** start of DATASET ENTRIES **

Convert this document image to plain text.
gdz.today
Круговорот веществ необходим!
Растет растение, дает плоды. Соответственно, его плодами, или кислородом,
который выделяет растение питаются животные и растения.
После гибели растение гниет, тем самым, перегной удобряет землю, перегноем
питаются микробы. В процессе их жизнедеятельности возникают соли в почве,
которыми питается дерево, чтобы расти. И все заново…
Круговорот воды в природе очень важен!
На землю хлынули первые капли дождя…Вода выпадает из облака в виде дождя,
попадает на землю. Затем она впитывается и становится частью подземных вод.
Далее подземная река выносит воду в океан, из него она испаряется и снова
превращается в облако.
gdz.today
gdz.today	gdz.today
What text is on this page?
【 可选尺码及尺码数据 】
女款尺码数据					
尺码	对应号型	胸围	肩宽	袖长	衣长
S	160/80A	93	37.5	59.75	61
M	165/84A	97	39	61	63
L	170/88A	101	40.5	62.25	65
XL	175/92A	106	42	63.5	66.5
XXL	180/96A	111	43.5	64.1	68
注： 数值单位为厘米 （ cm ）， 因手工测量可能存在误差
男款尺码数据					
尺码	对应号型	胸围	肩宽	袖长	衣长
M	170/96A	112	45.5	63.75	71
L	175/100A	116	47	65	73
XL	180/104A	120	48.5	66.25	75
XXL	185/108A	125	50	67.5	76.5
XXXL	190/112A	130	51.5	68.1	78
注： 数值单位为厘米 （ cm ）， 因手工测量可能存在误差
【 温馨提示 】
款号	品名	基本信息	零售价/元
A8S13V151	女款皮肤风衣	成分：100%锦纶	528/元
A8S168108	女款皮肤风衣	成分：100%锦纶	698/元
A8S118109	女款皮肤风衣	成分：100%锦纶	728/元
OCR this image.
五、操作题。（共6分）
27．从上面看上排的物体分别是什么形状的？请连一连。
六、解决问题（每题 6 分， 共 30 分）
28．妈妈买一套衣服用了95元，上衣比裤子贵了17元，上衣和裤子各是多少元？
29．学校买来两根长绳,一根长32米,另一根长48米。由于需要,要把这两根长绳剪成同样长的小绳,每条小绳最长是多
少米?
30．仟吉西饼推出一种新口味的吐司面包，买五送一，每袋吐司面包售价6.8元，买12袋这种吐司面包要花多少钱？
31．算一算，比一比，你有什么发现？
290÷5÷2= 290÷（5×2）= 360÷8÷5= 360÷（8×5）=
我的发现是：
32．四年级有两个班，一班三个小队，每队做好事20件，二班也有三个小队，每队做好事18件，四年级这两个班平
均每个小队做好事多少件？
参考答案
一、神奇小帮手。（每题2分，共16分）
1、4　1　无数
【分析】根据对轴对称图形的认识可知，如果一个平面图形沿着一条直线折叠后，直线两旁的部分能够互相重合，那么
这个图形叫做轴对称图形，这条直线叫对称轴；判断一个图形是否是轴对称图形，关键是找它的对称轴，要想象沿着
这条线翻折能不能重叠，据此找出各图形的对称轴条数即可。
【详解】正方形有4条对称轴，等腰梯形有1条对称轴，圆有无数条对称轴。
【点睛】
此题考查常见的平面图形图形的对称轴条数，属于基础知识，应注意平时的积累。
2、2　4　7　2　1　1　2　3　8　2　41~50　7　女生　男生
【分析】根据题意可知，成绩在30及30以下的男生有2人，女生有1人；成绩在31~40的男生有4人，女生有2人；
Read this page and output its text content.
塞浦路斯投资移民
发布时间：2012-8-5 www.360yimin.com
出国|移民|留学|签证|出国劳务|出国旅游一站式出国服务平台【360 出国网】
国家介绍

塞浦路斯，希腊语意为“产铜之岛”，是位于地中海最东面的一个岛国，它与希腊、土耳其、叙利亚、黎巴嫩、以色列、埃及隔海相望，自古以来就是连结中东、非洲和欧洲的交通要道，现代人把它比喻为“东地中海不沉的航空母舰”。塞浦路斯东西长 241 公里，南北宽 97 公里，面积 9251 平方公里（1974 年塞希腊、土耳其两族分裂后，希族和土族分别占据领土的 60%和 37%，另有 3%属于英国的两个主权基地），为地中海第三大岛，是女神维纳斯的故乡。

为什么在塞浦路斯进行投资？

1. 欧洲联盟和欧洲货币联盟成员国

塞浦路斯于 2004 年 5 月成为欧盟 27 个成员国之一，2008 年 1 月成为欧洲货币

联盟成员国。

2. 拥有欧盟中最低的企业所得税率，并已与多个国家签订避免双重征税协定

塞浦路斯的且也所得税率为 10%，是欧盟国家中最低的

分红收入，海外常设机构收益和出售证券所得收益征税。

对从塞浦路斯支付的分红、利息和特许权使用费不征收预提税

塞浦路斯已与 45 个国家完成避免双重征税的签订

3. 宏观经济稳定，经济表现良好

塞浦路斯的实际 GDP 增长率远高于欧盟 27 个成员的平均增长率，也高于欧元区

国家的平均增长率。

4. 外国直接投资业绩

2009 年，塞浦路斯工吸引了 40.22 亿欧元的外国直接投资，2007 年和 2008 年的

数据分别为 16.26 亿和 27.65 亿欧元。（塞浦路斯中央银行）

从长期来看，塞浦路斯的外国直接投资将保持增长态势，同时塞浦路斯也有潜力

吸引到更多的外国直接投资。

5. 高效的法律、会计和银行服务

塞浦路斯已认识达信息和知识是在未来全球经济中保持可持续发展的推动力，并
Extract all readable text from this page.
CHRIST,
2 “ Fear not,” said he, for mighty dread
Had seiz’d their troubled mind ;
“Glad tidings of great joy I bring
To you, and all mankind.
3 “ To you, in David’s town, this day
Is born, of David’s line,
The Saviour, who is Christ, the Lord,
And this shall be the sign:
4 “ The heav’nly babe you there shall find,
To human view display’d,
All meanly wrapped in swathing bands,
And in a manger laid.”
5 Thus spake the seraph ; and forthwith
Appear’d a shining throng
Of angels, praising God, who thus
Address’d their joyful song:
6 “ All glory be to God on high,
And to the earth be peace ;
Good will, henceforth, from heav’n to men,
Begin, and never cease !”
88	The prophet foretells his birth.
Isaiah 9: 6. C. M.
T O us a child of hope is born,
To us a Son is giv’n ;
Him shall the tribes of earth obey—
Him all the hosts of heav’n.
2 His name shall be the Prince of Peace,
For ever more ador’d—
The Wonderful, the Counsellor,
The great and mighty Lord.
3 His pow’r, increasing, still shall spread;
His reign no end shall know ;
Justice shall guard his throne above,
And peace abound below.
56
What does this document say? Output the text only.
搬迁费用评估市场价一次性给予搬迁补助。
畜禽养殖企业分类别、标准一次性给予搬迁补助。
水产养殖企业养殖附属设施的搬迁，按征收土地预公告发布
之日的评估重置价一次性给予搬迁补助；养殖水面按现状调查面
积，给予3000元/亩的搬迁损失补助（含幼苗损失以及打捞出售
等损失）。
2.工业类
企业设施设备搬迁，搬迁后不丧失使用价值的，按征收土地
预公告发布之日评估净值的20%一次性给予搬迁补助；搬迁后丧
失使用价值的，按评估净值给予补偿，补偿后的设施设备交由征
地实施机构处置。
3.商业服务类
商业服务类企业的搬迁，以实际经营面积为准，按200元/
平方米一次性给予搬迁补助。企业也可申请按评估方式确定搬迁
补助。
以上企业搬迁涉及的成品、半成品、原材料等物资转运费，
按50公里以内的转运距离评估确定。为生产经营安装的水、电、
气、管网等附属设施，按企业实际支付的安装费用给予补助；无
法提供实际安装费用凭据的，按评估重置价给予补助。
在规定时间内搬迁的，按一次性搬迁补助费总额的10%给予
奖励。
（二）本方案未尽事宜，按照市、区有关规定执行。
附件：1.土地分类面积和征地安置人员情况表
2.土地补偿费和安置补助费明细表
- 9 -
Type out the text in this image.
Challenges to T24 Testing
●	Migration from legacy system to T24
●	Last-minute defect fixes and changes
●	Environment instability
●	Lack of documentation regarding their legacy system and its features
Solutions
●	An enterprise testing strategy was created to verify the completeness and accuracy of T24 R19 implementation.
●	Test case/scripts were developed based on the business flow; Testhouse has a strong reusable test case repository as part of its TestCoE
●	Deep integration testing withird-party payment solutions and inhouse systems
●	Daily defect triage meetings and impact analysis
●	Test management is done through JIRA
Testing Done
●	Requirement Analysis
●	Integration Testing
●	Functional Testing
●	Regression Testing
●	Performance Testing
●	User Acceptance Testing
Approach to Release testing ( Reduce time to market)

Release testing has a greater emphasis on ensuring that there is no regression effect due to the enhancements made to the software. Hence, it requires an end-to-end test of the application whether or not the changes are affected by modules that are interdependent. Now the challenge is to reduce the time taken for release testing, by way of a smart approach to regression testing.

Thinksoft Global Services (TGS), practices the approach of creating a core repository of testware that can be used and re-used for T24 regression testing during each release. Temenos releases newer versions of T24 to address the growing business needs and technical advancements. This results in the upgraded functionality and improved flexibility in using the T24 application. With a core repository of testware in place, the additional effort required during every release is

** end of DATASET ENTRIES **

**TASK REQUIREMENTS:** State how many lines include the string "that". Give no other information.

**RESPONSE:** 2